(Lines of data)

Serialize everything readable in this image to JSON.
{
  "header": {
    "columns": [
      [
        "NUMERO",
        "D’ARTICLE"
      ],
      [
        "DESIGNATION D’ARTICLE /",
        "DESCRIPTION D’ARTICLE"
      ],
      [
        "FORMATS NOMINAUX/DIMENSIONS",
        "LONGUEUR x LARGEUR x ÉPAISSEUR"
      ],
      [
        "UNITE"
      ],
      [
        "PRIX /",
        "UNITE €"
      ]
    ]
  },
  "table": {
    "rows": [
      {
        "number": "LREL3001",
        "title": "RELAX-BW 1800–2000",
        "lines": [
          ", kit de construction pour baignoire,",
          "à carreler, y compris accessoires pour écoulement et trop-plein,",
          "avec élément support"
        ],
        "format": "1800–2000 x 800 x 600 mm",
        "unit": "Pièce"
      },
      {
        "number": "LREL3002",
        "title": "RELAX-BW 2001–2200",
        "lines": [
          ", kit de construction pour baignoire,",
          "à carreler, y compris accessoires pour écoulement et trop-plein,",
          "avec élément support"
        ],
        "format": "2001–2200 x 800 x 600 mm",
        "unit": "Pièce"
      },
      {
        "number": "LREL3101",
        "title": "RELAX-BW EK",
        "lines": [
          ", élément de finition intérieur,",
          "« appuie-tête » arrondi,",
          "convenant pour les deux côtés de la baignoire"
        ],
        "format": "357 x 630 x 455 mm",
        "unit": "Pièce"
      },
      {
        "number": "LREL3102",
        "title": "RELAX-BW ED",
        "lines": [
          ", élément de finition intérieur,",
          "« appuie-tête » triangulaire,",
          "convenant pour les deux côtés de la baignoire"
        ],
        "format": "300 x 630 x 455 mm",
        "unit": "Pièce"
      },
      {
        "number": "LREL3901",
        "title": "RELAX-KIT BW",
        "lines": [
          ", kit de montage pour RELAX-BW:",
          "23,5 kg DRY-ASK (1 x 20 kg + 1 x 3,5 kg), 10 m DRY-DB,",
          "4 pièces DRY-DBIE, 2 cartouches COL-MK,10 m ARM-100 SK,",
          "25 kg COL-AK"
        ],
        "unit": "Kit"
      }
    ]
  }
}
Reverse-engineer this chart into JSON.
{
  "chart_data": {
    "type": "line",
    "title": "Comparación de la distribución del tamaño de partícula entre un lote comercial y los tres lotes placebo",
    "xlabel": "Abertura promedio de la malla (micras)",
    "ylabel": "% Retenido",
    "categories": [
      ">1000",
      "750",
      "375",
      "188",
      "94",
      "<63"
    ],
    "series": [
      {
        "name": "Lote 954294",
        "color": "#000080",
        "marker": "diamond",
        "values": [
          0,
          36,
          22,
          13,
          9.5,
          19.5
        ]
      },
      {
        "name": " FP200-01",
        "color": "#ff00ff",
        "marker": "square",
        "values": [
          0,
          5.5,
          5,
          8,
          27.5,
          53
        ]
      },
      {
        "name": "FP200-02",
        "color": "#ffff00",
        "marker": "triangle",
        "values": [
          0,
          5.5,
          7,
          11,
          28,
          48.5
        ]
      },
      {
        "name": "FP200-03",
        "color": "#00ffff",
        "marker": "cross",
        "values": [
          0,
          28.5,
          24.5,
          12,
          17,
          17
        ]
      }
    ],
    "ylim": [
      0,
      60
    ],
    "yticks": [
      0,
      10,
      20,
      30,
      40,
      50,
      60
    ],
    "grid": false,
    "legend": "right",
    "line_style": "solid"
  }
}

Stated problem: Pull every line containing the word "appuie" out of the entries above.

The result:
          "« appuie-tête » arrondi,",
          "« appuie-tête » triangulaire,",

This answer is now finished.